§ Problem description
Copy the data word for word, keeping every line.

§ Stored records

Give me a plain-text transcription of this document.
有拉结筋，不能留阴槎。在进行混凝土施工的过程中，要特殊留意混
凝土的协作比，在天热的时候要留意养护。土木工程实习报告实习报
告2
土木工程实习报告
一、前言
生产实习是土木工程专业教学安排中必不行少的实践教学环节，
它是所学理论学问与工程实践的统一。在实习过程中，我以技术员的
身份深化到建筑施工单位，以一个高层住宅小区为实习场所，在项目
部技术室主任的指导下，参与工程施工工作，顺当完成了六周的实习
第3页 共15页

§ Task response
Give me a plain-text transcription of this document.
有拉结筋，不能留阴槎。在进行混凝土施工的过程中，要特殊留意混
凝土的协作比，在天热的时候要留意养护。土木工程实习报告实习报
告2
土木工程实习报告
一、前言
生产实习是土木工程专业教学安排中必不行少的实践教学环节，
它是所学理论学问与工程实践的统一。在实习过程中，我以技术员的
身份深化到建筑施工单位，以一个高层住宅小区为实习场所，在项目
部技术室主任的指导下，参与工程施工工作，顺当完成了六周的实习
第3页 共15页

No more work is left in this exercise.